Problem to work on
Copy out every line of the entries below word for word, with no changes.

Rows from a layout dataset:
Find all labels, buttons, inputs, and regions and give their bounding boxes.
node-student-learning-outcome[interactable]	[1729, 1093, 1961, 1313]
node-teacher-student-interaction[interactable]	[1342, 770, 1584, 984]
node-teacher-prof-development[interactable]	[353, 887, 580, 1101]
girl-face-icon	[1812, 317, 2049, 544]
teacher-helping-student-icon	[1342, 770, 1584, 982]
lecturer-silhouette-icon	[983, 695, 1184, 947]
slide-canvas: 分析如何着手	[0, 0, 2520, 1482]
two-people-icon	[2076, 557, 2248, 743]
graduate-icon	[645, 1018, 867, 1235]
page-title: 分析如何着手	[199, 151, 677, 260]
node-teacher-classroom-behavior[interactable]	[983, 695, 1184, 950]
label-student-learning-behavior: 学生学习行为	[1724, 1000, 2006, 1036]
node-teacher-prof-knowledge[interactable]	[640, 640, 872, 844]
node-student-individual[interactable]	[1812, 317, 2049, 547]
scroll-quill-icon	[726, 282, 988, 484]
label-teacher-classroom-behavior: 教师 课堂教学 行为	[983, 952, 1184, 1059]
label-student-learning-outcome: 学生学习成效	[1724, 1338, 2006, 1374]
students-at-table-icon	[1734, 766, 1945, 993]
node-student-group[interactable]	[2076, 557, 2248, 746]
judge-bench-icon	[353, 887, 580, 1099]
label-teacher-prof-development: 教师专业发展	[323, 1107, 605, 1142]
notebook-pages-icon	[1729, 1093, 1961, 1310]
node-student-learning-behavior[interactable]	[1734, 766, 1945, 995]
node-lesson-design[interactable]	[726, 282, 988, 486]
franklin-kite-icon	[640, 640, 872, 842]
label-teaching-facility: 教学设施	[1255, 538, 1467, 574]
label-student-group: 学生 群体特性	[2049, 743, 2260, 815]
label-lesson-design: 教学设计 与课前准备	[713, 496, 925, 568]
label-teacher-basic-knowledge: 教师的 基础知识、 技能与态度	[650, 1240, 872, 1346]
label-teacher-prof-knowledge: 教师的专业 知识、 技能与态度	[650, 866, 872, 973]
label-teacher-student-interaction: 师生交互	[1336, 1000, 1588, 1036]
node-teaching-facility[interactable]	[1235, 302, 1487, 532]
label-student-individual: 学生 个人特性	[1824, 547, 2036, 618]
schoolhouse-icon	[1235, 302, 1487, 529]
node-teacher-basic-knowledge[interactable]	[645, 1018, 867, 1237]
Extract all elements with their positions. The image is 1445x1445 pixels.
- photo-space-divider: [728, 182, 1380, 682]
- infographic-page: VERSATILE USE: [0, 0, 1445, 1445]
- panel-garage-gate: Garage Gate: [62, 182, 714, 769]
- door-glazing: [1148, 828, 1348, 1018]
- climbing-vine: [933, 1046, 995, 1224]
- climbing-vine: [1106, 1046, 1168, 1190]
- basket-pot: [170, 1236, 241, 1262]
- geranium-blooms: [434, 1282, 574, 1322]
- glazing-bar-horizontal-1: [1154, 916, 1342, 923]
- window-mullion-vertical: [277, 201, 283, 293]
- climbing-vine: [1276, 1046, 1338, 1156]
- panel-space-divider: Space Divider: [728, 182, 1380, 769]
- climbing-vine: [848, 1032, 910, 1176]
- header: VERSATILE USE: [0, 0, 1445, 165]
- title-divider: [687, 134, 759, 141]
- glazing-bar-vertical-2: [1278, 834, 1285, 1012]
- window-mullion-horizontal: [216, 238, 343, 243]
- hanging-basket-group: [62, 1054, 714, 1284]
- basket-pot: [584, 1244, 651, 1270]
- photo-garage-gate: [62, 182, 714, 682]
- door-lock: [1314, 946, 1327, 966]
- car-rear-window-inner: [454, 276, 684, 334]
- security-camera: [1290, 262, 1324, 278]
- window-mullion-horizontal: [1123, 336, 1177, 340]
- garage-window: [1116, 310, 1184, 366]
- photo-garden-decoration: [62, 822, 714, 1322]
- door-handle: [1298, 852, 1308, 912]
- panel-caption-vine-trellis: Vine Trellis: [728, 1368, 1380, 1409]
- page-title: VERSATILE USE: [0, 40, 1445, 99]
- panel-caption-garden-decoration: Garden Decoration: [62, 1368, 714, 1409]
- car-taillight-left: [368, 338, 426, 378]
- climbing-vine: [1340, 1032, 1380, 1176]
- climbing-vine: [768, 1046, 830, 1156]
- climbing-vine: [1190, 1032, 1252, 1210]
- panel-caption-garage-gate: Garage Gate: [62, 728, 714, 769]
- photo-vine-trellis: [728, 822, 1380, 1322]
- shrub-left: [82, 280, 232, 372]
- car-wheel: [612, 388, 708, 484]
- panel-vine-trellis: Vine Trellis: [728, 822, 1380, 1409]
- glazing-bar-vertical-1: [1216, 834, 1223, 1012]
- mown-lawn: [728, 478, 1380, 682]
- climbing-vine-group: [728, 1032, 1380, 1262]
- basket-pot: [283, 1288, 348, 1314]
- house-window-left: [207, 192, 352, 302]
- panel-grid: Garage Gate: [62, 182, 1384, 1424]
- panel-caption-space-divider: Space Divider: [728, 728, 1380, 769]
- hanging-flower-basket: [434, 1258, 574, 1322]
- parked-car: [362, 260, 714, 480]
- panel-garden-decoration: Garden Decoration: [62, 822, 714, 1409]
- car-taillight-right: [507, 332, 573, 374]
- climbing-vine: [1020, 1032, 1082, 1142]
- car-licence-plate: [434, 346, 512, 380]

Result for this task
Find all labels, buttons, inputs, and regions and give their bounding boxes.
node-student-learning-outcome[interactable]	[1729, 1093, 1961, 1313]
node-teacher-student-interaction[interactable]	[1342, 770, 1584, 984]
node-teacher-prof-development[interactable]	[353, 887, 580, 1101]
girl-face-icon	[1812, 317, 2049, 544]
teacher-helping-student-icon	[1342, 770, 1584, 982]
lecturer-silhouette-icon	[983, 695, 1184, 947]
slide-canvas: 分析如何着手	[0, 0, 2520, 1482]
two-people-icon	[2076, 557, 2248, 743]
graduate-icon	[645, 1018, 867, 1235]
page-title: 分析如何着手	[199, 151, 677, 260]
node-teacher-classroom-behavior[interactable]	[983, 695, 1184, 950]
label-student-learning-behavior: 学生学习行为	[1724, 1000, 2006, 1036]
node-teacher-prof-knowledge[interactable]	[640, 640, 872, 844]
node-student-individual[interactable]	[1812, 317, 2049, 547]
scroll-quill-icon	[726, 282, 988, 484]
label-teacher-classroom-behavior: 教师 课堂教学 行为	[983, 952, 1184, 1059]
label-student-learning-outcome: 学生学习成效	[1724, 1338, 2006, 1374]
students-at-table-icon	[1734, 766, 1945, 993]
node-student-group[interactable]	[2076, 557, 2248, 746]
judge-bench-icon	[353, 887, 580, 1099]
label-teacher-prof-development: 教师专业发展	[323, 1107, 605, 1142]
notebook-pages-icon	[1729, 1093, 1961, 1310]
node-student-learning-behavior[interactable]	[1734, 766, 1945, 995]
node-lesson-design[interactable]	[726, 282, 988, 486]
franklin-kite-icon	[640, 640, 872, 842]
label-teaching-facility: 教学设施	[1255, 538, 1467, 574]
label-student-group: 学生 群体特性	[2049, 743, 2260, 815]
label-lesson-design: 教学设计 与课前准备	[713, 496, 925, 568]
label-teacher-basic-knowledge: 教师的 基础知识、 技能与态度	[650, 1240, 872, 1346]
label-teacher-prof-knowledge: 教师的专业 知识、 技能与态度	[650, 866, 872, 973]
label-teacher-student-interaction: 师生交互	[1336, 1000, 1588, 1036]
node-teaching-facility[interactable]	[1235, 302, 1487, 532]
label-student-individual: 学生 个人特性	[1824, 547, 2036, 618]
schoolhouse-icon	[1235, 302, 1487, 529]
node-teacher-basic-knowledge[interactable]	[645, 1018, 867, 1237]
Extract all elements with their positions. The image is 1445x1445 pixels.
- photo-space-divider: [728, 182, 1380, 682]
- infographic-page: VERSATILE USE: [0, 0, 1445, 1445]
- panel-garage-gate: Garage Gate: [62, 182, 714, 769]
- door-glazing: [1148, 828, 1348, 1018]
- climbing-vine: [933, 1046, 995, 1224]
- climbing-vine: [1106, 1046, 1168, 1190]
- basket-pot: [170, 1236, 241, 1262]
- geranium-blooms: [434, 1282, 574, 1322]
- glazing-bar-horizontal-1: [1154, 916, 1342, 923]
- window-mullion-vertical: [277, 201, 283, 293]
- climbing-vine: [1276, 1046, 1338, 1156]
- panel-space-divider: Space Divider: [728, 182, 1380, 769]
- climbing-vine: [848, 1032, 910, 1176]
- header: VERSATILE USE: [0, 0, 1445, 165]
- title-divider: [687, 134, 759, 141]
- glazing-bar-vertical-2: [1278, 834, 1285, 1012]
- window-mullion-horizontal: [216, 238, 343, 243]
- hanging-basket-group: [62, 1054, 714, 1284]
- basket-pot: [584, 1244, 651, 1270]
- photo-garage-gate: [62, 182, 714, 682]
- door-lock: [1314, 946, 1327, 966]
- car-rear-window-inner: [454, 276, 684, 334]
- security-camera: [1290, 262, 1324, 278]
- window-mullion-horizontal: [1123, 336, 1177, 340]
- garage-window: [1116, 310, 1184, 366]
- photo-garden-decoration: [62, 822, 714, 1322]
- door-handle: [1298, 852, 1308, 912]
- panel-caption-vine-trellis: Vine Trellis: [728, 1368, 1380, 1409]
- page-title: VERSATILE USE: [0, 40, 1445, 99]
- panel-caption-garden-decoration: Garden Decoration: [62, 1368, 714, 1409]
- car-taillight-left: [368, 338, 426, 378]
- climbing-vine: [1340, 1032, 1380, 1176]
- climbing-vine: [768, 1046, 830, 1156]
- climbing-vine: [1190, 1032, 1252, 1210]
- panel-caption-garage-gate: Garage Gate: [62, 728, 714, 769]
- photo-vine-trellis: [728, 822, 1380, 1322]
- shrub-left: [82, 280, 232, 372]
- car-wheel: [612, 388, 708, 484]
- panel-vine-trellis: Vine Trellis: [728, 822, 1380, 1409]
- glazing-bar-vertical-1: [1216, 834, 1223, 1012]
- mown-lawn: [728, 478, 1380, 682]
- climbing-vine-group: [728, 1032, 1380, 1262]
- basket-pot: [283, 1288, 348, 1314]
- house-window-left: [207, 192, 352, 302]
- panel-grid: Garage Gate: [62, 182, 1384, 1424]
- panel-caption-space-divider: Space Divider: [728, 728, 1380, 769]
- hanging-flower-basket: [434, 1258, 574, 1322]
- parked-car: [362, 260, 714, 480]
- panel-garden-decoration: Garden Decoration: [62, 822, 714, 1409]
- car-taillight-right: [507, 332, 573, 374]
- climbing-vine: [1020, 1032, 1082, 1142]
- car-licence-plate: [434, 346, 512, 380]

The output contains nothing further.